Go through the listing beneath this task and return every line that carries the string "ffffff".
** start Provided material **
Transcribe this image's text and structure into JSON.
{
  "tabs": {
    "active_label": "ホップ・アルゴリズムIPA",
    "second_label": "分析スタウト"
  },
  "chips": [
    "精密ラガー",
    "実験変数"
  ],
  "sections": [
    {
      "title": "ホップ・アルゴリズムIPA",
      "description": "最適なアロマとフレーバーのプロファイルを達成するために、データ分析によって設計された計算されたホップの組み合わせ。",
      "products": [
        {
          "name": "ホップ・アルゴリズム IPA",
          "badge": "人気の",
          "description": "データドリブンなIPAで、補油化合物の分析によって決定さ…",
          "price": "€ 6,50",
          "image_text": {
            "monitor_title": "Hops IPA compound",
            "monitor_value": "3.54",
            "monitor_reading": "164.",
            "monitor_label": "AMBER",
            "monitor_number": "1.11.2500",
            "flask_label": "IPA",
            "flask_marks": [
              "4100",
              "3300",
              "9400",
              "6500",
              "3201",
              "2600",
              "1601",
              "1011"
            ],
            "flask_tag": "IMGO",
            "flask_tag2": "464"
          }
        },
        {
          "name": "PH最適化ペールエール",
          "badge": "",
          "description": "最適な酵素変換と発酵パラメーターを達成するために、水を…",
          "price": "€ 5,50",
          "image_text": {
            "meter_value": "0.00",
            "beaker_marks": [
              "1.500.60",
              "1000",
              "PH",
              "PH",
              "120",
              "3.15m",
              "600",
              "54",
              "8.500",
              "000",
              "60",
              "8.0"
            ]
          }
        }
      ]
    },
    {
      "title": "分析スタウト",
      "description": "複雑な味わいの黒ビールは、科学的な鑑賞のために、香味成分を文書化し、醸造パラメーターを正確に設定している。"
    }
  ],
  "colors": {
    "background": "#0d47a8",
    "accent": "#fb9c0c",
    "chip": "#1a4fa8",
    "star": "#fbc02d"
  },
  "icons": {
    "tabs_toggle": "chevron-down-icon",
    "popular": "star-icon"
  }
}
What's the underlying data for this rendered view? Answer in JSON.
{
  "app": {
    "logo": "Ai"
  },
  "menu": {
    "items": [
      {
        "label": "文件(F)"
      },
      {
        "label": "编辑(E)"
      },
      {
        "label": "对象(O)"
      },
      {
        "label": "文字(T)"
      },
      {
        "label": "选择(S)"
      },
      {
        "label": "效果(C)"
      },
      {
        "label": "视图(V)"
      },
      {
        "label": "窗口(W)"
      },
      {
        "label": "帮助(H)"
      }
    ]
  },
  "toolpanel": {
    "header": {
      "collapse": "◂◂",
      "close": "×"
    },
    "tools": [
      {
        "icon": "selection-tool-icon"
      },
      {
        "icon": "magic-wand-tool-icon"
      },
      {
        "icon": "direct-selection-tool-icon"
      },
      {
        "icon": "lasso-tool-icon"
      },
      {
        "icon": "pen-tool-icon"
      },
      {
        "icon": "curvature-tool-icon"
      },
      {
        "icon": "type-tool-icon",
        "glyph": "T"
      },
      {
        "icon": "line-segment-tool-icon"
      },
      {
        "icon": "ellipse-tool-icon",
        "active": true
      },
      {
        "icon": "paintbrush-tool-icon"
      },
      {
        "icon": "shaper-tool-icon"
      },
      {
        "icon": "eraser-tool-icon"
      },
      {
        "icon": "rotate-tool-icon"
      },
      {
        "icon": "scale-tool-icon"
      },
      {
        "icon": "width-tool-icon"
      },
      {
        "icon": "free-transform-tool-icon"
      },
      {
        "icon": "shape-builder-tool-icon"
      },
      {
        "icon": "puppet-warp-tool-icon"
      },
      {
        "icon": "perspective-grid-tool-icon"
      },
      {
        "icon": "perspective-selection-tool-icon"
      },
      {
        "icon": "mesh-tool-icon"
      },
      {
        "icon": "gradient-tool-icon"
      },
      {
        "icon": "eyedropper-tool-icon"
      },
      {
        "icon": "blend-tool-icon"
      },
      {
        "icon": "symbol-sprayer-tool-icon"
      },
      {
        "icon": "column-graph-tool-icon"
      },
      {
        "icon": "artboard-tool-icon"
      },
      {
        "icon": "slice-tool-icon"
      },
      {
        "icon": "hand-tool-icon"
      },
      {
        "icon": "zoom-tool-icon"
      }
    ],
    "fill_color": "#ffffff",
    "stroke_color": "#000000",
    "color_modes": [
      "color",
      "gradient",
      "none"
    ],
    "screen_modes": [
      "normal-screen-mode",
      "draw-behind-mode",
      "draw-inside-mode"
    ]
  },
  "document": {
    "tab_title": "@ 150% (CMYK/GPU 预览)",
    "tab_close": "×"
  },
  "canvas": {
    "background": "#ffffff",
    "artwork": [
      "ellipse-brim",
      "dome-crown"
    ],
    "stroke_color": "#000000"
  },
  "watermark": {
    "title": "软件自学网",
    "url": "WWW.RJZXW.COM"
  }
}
** end Provided material **
**Correct result**
    "fill_color": "#ffffff",
    "background": "#ffffff",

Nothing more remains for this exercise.